Figure contents as structured data
◆ ◆ ◆ ◆ ◆ ◆ ◆

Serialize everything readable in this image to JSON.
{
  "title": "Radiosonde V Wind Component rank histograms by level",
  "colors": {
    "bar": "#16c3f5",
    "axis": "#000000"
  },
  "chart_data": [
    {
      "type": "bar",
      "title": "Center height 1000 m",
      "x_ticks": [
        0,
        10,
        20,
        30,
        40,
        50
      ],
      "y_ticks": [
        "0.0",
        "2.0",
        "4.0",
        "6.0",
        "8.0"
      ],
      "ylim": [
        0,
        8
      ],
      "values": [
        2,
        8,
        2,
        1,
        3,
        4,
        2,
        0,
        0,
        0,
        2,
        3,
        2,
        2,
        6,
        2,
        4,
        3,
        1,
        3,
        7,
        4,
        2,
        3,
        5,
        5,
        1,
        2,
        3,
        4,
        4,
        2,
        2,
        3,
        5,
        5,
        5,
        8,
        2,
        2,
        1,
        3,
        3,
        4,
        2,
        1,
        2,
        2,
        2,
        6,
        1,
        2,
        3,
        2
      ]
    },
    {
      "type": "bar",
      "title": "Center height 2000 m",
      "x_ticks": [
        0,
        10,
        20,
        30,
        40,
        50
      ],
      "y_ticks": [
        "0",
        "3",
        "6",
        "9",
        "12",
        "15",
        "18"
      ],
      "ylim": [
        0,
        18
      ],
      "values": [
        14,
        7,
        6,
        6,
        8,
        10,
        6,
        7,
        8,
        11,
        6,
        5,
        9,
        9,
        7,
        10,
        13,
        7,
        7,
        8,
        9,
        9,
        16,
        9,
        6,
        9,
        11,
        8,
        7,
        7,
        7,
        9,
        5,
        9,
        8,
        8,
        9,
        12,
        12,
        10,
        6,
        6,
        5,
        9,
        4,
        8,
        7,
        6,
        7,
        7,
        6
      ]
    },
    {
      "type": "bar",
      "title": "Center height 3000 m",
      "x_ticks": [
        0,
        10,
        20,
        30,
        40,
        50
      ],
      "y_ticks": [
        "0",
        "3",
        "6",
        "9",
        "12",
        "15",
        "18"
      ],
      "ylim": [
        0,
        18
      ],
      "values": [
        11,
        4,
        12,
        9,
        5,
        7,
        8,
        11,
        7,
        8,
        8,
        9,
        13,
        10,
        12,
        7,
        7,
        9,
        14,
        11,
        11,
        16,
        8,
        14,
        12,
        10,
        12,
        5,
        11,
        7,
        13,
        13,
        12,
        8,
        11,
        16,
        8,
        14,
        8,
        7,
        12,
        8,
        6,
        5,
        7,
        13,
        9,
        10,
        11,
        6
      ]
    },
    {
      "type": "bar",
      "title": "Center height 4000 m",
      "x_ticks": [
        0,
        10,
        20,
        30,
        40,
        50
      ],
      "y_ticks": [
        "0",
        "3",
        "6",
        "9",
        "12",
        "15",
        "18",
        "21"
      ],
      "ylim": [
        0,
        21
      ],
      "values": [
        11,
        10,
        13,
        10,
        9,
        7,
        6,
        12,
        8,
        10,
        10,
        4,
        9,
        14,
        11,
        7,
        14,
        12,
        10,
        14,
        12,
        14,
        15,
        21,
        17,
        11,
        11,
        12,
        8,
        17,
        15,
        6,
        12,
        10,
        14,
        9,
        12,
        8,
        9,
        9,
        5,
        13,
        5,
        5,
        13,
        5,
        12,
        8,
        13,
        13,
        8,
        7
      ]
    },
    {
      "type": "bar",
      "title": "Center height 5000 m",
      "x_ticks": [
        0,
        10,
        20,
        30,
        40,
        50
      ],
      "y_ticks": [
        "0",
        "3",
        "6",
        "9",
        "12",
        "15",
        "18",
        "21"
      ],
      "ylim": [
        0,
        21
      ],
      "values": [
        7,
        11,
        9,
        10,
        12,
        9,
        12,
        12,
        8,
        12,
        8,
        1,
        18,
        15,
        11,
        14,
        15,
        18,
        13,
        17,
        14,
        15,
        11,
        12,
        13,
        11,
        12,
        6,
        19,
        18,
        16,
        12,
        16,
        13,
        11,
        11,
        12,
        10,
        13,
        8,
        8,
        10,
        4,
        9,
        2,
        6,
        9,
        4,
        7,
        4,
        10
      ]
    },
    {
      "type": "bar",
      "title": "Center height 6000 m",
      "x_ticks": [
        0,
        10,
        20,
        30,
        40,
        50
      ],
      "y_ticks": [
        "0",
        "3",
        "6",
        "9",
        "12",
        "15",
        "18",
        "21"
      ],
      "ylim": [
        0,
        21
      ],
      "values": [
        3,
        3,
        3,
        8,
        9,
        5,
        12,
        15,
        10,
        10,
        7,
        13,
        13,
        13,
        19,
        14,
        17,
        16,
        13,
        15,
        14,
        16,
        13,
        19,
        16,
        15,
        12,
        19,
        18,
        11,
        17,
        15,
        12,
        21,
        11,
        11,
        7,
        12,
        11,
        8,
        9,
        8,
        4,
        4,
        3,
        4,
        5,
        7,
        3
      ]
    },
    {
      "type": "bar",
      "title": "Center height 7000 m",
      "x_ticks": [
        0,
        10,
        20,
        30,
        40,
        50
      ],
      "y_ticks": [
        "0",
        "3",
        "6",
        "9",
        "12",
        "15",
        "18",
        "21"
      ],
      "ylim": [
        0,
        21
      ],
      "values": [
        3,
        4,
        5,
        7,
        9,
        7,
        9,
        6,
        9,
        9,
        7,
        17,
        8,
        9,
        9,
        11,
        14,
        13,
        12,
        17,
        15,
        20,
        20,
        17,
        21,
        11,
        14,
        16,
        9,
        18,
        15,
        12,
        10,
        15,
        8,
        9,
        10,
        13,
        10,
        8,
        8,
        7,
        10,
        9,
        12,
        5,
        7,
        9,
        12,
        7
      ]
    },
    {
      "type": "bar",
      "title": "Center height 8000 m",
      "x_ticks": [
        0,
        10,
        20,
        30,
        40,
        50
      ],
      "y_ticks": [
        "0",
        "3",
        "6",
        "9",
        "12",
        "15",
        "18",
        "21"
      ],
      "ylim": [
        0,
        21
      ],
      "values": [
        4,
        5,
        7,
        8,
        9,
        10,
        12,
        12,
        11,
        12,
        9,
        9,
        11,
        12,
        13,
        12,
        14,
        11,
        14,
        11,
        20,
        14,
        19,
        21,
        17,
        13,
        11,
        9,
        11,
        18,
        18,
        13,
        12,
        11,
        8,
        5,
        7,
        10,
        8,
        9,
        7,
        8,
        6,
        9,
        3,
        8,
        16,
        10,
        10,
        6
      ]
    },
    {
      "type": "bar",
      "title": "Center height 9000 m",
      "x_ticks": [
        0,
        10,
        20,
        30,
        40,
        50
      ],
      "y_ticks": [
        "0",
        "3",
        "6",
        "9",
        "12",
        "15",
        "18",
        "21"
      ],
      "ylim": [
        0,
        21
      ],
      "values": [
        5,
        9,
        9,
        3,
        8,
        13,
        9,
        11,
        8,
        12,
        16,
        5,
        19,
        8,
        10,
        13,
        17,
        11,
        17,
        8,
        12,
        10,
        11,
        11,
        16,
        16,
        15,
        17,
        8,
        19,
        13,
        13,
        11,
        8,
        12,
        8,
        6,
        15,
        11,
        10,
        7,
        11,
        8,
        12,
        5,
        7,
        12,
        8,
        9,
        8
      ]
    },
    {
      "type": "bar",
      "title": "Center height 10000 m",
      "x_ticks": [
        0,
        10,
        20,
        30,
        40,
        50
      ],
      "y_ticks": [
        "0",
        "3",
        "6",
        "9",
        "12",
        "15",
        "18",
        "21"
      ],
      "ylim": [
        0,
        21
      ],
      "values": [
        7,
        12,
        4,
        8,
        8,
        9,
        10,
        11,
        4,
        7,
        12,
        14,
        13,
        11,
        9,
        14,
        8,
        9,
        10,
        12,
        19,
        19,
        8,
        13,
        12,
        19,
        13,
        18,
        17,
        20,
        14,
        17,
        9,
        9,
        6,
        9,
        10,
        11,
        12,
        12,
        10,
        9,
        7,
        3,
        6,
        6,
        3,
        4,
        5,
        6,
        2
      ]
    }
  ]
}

◆ ◆ ◆ ◆ ◆ ◆ ◆

**THE REQUEST:**
Every line holding "title" should be copied out.

**SOLUTION:**
  "title": "Radiosonde V Wind Component rank histograms by level",
      "title": "Center height 1000 m",
      "title": "Center height 2000 m",
      "title": "Center height 3000 m",
      "title": "Center height 4000 m",
      "title": "Center height 5000 m",
      "title": "Center height 6000 m",
      "title": "Center height 7000 m",
      "title": "Center height 8000 m",
      "title": "Center height 9000 m",
      "title": "Center height 10000 m",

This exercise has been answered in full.